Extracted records
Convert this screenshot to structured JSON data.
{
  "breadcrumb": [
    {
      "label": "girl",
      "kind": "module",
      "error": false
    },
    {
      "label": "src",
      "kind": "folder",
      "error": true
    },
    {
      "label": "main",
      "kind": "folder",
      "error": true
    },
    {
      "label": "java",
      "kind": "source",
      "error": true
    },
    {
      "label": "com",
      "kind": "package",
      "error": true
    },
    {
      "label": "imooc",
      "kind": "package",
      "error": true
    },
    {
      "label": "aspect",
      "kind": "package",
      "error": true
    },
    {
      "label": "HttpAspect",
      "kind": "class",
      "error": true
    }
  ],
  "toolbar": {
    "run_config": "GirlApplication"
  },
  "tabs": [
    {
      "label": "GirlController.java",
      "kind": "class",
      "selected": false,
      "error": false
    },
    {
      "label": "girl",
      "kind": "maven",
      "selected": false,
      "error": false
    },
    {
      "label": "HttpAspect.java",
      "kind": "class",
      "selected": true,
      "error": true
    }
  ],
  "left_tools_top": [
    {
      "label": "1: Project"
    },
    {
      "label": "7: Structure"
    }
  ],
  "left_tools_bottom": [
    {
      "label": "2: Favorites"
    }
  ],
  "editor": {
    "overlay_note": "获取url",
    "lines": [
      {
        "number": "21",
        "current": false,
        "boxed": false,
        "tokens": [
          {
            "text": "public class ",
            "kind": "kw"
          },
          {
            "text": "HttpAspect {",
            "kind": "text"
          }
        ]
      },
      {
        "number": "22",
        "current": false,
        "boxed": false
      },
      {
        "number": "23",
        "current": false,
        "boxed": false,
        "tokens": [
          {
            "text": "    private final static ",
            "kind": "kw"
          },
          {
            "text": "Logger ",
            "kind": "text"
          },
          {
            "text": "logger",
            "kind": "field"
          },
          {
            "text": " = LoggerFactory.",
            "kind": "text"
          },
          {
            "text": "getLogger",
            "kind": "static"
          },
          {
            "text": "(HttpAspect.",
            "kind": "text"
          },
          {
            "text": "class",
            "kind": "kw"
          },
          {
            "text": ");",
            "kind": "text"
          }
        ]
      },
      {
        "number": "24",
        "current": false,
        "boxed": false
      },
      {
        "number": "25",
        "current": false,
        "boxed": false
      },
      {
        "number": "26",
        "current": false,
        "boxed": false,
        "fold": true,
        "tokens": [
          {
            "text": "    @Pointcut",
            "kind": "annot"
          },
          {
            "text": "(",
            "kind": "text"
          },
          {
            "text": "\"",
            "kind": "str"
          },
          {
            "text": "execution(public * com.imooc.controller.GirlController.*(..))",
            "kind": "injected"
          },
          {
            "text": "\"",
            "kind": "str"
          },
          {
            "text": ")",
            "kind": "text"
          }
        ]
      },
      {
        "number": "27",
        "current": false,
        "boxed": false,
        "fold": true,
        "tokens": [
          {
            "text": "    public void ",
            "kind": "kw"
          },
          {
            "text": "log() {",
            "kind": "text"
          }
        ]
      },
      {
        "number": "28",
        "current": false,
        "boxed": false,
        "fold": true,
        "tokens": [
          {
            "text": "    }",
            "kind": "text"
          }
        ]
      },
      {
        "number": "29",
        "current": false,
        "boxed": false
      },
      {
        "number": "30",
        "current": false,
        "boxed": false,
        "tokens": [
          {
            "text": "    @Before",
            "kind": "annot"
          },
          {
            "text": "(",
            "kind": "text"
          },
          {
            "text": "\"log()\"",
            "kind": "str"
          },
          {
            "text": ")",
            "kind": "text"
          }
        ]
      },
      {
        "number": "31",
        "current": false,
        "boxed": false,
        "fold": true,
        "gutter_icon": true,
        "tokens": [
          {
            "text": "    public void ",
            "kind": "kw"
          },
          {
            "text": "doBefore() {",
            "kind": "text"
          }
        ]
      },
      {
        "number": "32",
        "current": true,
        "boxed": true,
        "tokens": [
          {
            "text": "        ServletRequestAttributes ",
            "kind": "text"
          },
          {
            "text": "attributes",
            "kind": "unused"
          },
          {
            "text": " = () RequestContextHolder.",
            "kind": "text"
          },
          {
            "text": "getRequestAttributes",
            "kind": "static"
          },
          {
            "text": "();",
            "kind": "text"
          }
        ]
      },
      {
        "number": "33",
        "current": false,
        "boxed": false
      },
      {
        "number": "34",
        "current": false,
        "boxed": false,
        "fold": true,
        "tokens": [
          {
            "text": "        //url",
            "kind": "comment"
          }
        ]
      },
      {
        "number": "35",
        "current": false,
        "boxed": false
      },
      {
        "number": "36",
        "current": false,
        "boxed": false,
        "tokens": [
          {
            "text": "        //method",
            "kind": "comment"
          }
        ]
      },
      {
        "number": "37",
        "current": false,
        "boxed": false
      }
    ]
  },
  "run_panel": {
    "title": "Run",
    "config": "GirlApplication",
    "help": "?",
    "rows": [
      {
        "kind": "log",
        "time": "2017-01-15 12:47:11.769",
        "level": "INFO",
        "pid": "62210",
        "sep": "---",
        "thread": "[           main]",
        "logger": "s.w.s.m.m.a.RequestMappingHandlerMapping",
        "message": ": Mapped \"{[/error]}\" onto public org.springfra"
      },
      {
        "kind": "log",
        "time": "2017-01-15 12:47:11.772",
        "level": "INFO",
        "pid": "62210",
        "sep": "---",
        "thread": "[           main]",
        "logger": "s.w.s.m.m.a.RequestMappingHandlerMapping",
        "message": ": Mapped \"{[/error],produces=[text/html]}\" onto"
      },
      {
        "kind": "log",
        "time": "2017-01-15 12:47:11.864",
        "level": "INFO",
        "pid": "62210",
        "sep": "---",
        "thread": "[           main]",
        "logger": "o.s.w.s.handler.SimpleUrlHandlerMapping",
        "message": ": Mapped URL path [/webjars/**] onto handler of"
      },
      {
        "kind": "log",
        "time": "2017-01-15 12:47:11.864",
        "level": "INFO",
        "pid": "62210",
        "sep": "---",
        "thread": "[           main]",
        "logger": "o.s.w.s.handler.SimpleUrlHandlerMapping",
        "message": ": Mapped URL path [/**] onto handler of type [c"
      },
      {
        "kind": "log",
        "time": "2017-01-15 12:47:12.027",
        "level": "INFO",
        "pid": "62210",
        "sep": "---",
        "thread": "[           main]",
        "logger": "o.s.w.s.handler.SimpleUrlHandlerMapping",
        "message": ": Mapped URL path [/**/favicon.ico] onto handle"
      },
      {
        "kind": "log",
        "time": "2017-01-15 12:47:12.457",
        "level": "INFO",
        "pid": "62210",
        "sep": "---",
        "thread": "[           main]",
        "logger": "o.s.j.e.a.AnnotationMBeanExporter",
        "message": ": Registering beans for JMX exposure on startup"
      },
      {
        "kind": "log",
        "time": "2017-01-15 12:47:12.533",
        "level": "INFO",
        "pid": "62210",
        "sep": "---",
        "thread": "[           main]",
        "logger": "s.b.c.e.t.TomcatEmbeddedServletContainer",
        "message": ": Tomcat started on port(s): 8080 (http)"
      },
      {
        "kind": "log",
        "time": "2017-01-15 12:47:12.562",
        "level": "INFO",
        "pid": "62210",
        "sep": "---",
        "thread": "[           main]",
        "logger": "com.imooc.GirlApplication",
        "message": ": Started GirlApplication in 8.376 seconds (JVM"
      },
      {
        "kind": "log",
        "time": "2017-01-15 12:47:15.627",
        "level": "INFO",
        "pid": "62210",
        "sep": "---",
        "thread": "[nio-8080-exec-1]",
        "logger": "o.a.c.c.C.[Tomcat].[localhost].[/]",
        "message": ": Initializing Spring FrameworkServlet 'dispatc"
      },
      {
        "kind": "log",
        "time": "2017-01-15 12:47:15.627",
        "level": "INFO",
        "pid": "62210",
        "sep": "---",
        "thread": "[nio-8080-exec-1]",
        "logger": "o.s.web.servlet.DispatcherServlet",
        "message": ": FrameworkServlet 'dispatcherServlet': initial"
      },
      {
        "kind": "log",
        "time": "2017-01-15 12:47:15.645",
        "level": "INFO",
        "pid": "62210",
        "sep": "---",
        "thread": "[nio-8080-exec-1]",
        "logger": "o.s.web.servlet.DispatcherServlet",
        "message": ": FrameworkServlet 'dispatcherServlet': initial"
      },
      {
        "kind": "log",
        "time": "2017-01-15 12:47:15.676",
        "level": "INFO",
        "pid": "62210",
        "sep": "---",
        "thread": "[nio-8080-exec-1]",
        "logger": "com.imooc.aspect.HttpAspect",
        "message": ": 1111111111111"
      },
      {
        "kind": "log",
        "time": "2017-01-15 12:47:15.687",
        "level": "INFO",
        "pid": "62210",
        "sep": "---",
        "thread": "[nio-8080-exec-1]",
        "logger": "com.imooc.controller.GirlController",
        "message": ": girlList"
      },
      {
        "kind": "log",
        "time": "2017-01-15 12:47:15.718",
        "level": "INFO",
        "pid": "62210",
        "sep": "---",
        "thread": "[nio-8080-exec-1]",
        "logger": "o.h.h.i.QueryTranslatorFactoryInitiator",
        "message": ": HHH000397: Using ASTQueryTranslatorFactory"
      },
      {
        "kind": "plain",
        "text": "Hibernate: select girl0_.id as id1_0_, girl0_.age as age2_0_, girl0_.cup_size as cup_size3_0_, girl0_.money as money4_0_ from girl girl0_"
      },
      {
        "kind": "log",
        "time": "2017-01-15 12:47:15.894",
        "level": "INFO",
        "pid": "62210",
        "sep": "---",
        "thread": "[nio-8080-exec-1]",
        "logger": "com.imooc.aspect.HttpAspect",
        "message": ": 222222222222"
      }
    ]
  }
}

THE TASK> Extract every line above containing the word "GirlController".

WORKED ANSWER>
      "label": "GirlController.java",
            "text": "execution(public * com.imooc.controller.GirlController.*(..))",
        "logger": "com.imooc.controller.GirlController",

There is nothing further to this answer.